- GIVEN EXERCISE -
Please rewrite the lines as a numbered list, leaving out any blank lines, starting with the first line and going on through the line with "- hero-logo-part-chop: chop: [962, 469, 1162, 558]". Include only these lines.

- LISTED RECORDS -
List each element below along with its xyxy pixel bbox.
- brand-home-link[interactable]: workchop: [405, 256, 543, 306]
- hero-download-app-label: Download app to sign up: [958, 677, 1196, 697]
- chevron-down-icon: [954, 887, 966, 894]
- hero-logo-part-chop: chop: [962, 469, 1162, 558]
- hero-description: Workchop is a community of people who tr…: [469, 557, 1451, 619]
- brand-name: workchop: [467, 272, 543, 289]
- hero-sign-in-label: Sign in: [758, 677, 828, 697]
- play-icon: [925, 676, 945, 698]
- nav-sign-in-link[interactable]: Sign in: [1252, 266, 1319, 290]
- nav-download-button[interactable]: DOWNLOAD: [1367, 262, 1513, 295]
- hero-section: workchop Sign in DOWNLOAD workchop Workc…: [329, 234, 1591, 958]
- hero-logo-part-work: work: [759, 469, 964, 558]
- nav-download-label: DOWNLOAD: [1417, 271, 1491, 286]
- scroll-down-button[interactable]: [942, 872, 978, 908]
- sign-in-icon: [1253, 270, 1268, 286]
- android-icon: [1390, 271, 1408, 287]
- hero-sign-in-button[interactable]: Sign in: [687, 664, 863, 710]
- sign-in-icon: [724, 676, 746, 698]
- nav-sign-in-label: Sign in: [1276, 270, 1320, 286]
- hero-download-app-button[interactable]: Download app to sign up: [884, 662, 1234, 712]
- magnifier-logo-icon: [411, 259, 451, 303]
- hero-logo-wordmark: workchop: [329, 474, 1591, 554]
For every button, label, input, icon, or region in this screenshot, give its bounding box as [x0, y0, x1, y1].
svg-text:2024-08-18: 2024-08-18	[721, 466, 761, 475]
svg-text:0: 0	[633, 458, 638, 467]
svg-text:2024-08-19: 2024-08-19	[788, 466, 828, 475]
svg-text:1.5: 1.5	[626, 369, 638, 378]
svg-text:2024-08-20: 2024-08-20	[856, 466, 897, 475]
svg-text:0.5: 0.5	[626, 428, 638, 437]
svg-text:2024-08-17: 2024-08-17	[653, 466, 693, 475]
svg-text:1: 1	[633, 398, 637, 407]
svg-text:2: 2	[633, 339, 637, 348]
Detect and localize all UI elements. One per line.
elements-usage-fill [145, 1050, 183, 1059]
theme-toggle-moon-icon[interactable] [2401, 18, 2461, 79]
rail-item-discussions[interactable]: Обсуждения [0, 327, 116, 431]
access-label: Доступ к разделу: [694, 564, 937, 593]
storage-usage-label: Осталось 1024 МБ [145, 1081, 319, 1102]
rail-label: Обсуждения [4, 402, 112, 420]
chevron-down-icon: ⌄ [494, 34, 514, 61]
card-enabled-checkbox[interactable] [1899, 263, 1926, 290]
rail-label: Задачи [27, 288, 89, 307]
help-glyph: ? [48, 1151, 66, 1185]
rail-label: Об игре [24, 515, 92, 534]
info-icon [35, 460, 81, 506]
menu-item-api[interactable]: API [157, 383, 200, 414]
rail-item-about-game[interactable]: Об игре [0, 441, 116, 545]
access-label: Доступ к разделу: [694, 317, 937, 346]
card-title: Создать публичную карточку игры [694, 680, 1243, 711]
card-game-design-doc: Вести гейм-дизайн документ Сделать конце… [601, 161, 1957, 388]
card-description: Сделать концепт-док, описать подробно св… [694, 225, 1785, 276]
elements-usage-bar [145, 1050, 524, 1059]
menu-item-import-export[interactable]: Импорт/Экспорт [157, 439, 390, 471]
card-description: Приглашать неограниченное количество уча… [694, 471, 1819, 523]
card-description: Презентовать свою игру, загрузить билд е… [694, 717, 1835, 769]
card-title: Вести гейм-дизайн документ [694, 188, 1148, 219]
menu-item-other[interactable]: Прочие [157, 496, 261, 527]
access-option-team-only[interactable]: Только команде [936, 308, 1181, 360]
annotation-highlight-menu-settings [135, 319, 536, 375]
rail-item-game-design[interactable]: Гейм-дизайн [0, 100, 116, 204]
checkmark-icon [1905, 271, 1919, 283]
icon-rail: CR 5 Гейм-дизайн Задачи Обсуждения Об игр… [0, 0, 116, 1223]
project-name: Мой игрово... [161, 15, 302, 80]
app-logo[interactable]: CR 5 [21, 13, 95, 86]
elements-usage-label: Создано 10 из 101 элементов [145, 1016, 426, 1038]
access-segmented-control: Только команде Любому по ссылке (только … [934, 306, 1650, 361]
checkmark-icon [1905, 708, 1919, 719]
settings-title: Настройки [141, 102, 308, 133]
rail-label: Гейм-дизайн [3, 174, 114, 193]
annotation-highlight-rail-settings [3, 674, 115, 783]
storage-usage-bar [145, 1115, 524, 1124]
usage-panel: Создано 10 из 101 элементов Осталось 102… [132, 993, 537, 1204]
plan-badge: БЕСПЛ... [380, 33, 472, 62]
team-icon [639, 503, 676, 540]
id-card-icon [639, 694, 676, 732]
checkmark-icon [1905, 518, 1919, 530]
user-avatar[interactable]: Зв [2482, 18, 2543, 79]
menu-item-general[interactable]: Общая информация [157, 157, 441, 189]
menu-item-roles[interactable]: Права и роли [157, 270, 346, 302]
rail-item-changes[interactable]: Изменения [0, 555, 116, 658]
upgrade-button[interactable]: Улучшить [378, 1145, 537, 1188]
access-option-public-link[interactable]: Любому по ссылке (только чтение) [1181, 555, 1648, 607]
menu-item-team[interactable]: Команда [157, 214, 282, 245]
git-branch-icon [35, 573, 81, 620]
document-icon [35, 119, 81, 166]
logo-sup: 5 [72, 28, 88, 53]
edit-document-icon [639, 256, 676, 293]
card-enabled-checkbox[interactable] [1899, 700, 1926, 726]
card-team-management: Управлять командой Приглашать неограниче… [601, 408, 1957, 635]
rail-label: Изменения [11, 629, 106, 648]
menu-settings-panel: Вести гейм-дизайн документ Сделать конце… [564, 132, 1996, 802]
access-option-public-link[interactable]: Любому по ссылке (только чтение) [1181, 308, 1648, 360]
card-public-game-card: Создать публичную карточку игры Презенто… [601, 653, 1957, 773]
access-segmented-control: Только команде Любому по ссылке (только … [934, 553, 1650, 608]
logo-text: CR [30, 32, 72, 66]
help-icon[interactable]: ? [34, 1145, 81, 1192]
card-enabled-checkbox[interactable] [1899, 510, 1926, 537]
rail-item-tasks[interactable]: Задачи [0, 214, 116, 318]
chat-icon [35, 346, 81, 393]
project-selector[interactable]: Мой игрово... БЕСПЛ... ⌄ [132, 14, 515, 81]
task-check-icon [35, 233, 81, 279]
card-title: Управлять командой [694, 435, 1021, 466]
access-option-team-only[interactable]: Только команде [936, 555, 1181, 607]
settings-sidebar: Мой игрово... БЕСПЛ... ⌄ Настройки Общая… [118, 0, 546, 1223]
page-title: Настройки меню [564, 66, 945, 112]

- EXERCISE ANSWER -
1. List each element below along with its xyxy pixel bbox.
2. - brand-home-link[interactable]: workchop: [405, 256, 543, 306]
3. - hero-download-app-label: Download app to sign up: [958, 677, 1196, 697]
4. - chevron-down-icon: [954, 887, 966, 894]
5. - hero-logo-part-chop: chop: [962, 469, 1162, 558]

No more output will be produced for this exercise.